• _WHAT TO DO_
Print the listing below exactly.

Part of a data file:
----

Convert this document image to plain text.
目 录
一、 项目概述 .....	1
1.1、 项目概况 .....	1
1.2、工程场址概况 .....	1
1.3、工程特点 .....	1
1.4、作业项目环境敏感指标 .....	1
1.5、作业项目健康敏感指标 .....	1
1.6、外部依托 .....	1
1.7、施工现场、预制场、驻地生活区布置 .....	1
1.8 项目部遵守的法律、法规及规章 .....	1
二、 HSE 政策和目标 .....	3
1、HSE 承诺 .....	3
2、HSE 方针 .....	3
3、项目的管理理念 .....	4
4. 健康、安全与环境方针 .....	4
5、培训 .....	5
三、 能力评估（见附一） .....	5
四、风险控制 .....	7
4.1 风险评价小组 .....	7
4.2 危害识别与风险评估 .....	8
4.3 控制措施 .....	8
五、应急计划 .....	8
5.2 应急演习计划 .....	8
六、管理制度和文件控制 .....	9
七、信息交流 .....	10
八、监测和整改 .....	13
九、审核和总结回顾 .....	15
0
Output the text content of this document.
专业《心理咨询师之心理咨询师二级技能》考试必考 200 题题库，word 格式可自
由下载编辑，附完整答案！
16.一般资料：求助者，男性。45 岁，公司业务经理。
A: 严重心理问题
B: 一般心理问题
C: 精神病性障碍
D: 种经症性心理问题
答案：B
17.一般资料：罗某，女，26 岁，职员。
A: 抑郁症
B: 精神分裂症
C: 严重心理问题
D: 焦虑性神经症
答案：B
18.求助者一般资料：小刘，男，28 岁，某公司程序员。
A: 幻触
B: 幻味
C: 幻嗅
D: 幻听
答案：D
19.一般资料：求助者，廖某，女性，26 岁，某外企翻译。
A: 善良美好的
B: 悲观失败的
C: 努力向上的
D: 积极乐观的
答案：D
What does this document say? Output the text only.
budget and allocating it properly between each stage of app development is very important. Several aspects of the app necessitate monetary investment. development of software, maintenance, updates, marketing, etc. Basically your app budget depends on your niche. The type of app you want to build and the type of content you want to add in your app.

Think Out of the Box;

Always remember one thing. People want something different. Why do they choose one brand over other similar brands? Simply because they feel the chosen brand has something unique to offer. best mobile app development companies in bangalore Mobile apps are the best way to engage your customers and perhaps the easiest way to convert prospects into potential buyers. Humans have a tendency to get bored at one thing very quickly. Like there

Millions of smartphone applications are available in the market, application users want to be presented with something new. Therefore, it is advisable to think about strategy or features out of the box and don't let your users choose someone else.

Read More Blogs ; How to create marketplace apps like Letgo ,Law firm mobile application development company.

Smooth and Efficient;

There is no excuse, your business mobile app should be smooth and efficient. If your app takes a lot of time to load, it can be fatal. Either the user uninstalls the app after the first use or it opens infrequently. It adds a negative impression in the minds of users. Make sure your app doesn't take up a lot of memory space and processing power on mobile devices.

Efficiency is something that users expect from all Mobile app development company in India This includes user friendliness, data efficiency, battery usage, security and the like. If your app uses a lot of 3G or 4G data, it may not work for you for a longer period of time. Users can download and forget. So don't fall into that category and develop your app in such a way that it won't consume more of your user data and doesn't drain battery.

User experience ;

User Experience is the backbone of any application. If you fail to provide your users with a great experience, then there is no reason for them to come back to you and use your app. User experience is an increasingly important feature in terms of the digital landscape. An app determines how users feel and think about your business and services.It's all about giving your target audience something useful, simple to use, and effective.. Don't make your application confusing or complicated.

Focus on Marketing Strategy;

----

• _RESULT FOR THIS EXERCISE_
Convert this document image to plain text.
目 录
一、 项目概述 .....	1
1.1、 项目概况 .....	1
1.2、工程场址概况 .....	1
1.3、工程特点 .....	1
1.4、作业项目环境敏感指标 .....	1
1.5、作业项目健康敏感指标 .....	1
1.6、外部依托 .....	1
1.7、施工现场、预制场、驻地生活区布置 .....	1
1.8 项目部遵守的法律、法规及规章 .....	1
二、 HSE 政策和目标 .....	3
1、HSE 承诺 .....	3
2、HSE 方针 .....	3
3、项目的管理理念 .....	4
4. 健康、安全与环境方针 .....	4
5、培训 .....	5
三、 能力评估（见附一） .....	5
四、风险控制 .....	7
4.1 风险评价小组 .....	7
4.2 危害识别与风险评估 .....	8
4.3 控制措施 .....	8
五、应急计划 .....	8
5.2 应急演习计划 .....	8
六、管理制度和文件控制 .....	9
七、信息交流 .....	10
八、监测和整改 .....	13
九、审核和总结回顾 .....	15
0
Output the text content of this document.
专业《心理咨询师之心理咨询师二级技能》考试必考 200 题题库，word 格式可自
由下载编辑，附完整答案！
16.一般资料：求助者，男性。45 岁，公司业务经理。
A: 严重心理问题
B: 一般心理问题
C: 精神病性障碍
D: 种经症性心理问题
答案：B
17.一般资料：罗某，女，26 岁，职员。
A: 抑郁症
B: 精神分裂症
C: 严重心理问题
D: 焦虑性神经症
答案：B
18.求助者一般资料：小刘，男，28 岁，某公司程序员。
A: 幻触
B: 幻味
C: 幻嗅
D: 幻听
答案：D
19.一般资料：求助者，廖某，女性，26 岁，某外企翻译。
A: 善良美好的
B: 悲观失败的
C: 努力向上的
D: 积极乐观的
答案：D
What does this document say? Output the text only.
budget and allocating it properly between each stage of app development is very important. Several aspects of the app necessitate monetary investment. development of software, maintenance, updates, marketing, etc. Basically your app budget depends on your niche. The type of app you want to build and the type of content you want to add in your app.

Think Out of the Box;

Always remember one thing. People want something different. Why do they choose one brand over other similar brands? Simply because they feel the chosen brand has something unique to offer. best mobile app development companies in bangalore Mobile apps are the best way to engage your customers and perhaps the easiest way to convert prospects into potential buyers. Humans have a tendency to get bored at one thing very quickly. Like there

Millions of smartphone applications are available in the market, application users want to be presented with something new. Therefore, it is advisable to think about strategy or features out of the box and don't let your users choose someone else.

Read More Blogs ; How to create marketplace apps like Letgo ,Law firm mobile application development company.

Smooth and Efficient;

There is no excuse, your business mobile app should be smooth and efficient. If your app takes a lot of time to load, it can be fatal. Either the user uninstalls the app after the first use or it opens infrequently. It adds a negative impression in the minds of users. Make sure your app doesn't take up a lot of memory space and processing power on mobile devices.

Efficiency is something that users expect from all Mobile app development company in India This includes user friendliness, data efficiency, battery usage, security and the like. If your app uses a lot of 3G or 4G data, it may not work for you for a longer period of time. Users can download and forget. So don't fall into that category and develop your app in such a way that it won't consume more of your user data and doesn't drain battery.

User experience ;

User Experience is the backbone of any application. If you fail to provide your users with a great experience, then there is no reason for them to come back to you and use your app. User experience is an increasingly important feature in terms of the digital landscape. An app determines how users feel and think about your business and services.It's all about giving your target audience something useful, simple to use, and effective.. Don't make your application confusing or complicated.

Focus on Marketing Strategy;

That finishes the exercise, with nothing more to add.